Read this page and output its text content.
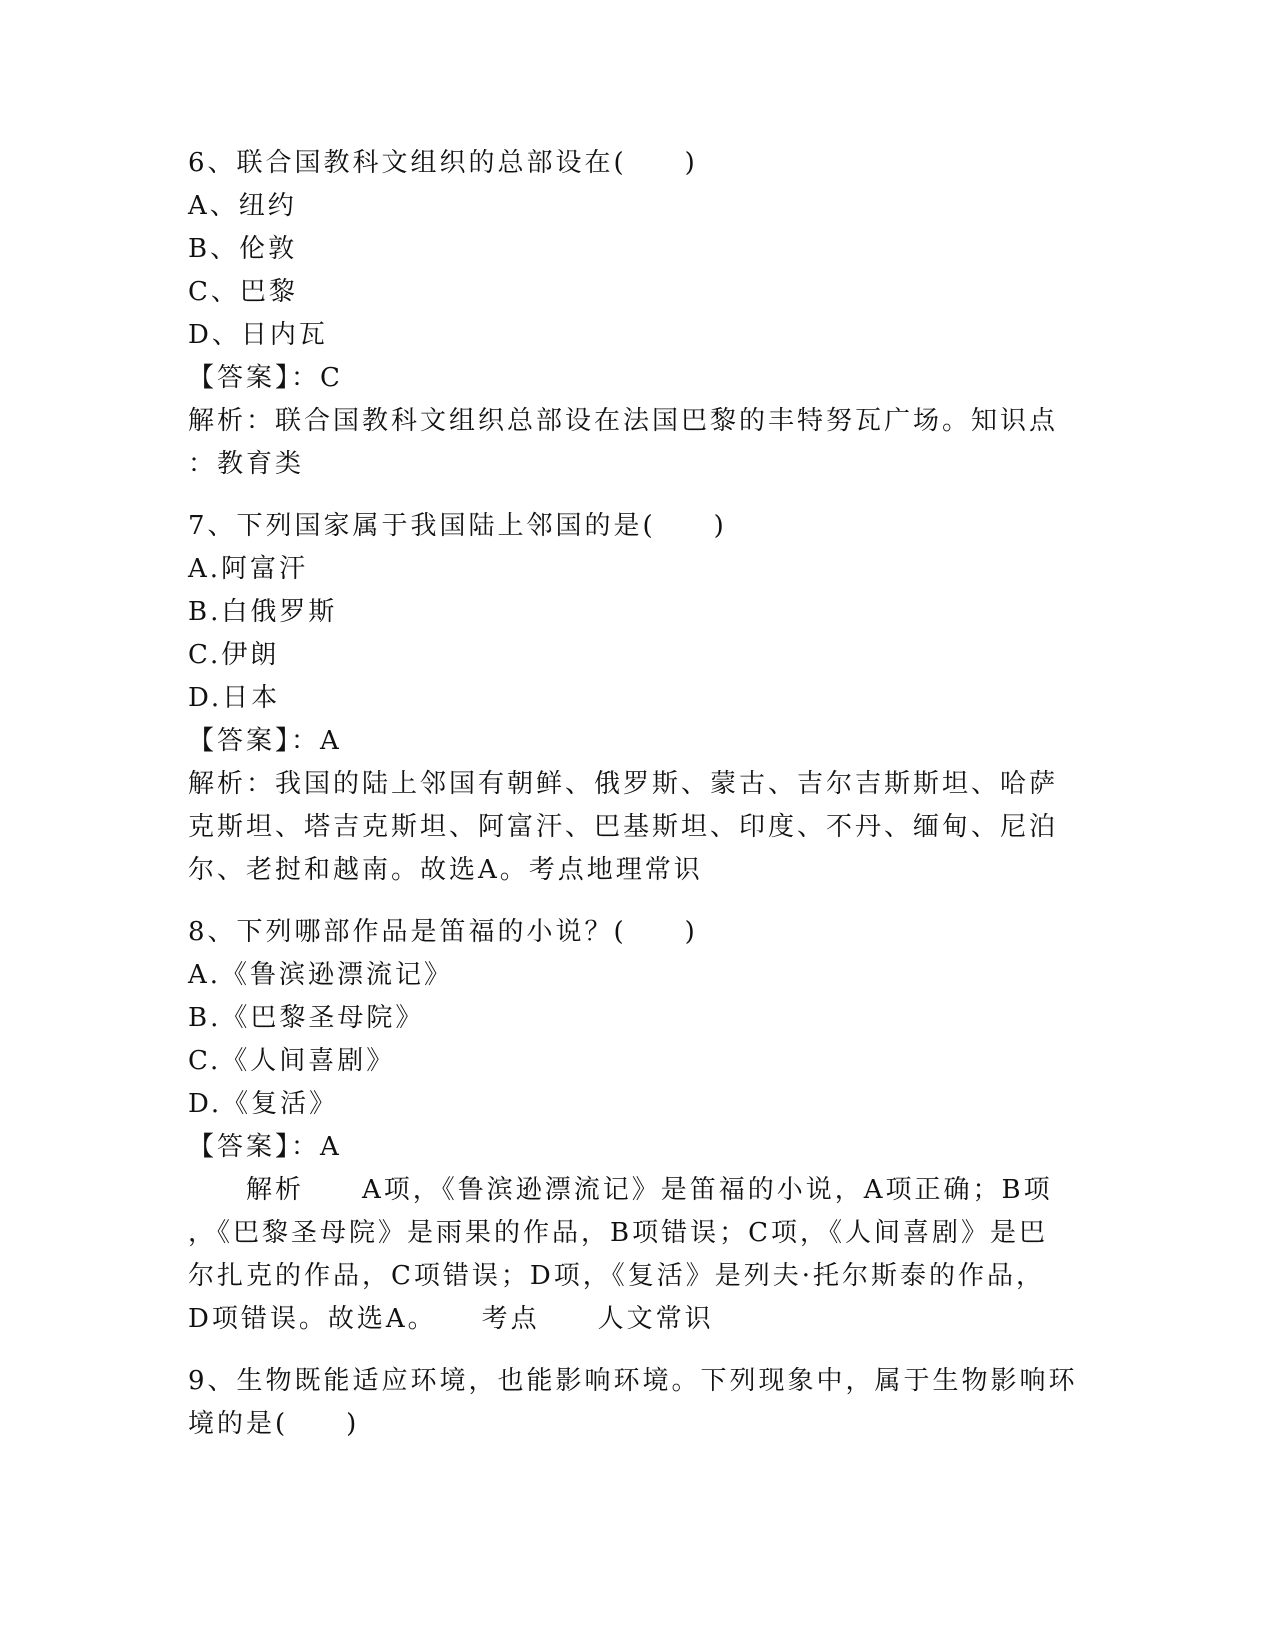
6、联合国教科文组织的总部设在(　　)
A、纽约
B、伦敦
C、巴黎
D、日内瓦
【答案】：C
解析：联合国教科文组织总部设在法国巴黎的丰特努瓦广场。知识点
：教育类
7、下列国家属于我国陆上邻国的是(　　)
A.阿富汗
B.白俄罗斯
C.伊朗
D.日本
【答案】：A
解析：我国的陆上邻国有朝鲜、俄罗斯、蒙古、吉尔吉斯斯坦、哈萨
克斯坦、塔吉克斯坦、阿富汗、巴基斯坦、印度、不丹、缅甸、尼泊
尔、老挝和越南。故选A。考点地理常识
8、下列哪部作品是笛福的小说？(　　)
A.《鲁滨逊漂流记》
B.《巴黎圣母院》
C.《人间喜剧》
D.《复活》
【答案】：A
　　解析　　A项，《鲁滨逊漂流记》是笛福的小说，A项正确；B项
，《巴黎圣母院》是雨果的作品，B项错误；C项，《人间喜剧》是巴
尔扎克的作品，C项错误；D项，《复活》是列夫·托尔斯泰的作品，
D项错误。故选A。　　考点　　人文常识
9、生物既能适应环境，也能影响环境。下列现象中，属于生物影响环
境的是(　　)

* [To do]
Transcribe the preceding listing in its entirety and with exact wording, leaving out pictures.

* [Finished answer]
Read this page and output its text content.
6、联合国教科文组织的总部设在(　　)
A、纽约
B、伦敦
C、巴黎
D、日内瓦
【答案】：C
解析：联合国教科文组织总部设在法国巴黎的丰特努瓦广场。知识点
：教育类
7、下列国家属于我国陆上邻国的是(　　)
A.阿富汗
B.白俄罗斯
C.伊朗
D.日本
【答案】：A
解析：我国的陆上邻国有朝鲜、俄罗斯、蒙古、吉尔吉斯斯坦、哈萨
克斯坦、塔吉克斯坦、阿富汗、巴基斯坦、印度、不丹、缅甸、尼泊
尔、老挝和越南。故选A。考点地理常识
8、下列哪部作品是笛福的小说？(　　)
A.《鲁滨逊漂流记》
B.《巴黎圣母院》
C.《人间喜剧》
D.《复活》
【答案】：A
　　解析　　A项，《鲁滨逊漂流记》是笛福的小说，A项正确；B项
，《巴黎圣母院》是雨果的作品，B项错误；C项，《人间喜剧》是巴
尔扎克的作品，C项错误；D项，《复活》是列夫·托尔斯泰的作品，
D项错误。故选A。　　考点　　人文常识
9、生物既能适应环境，也能影响环境。下列现象中，属于生物影响环
境的是(　　)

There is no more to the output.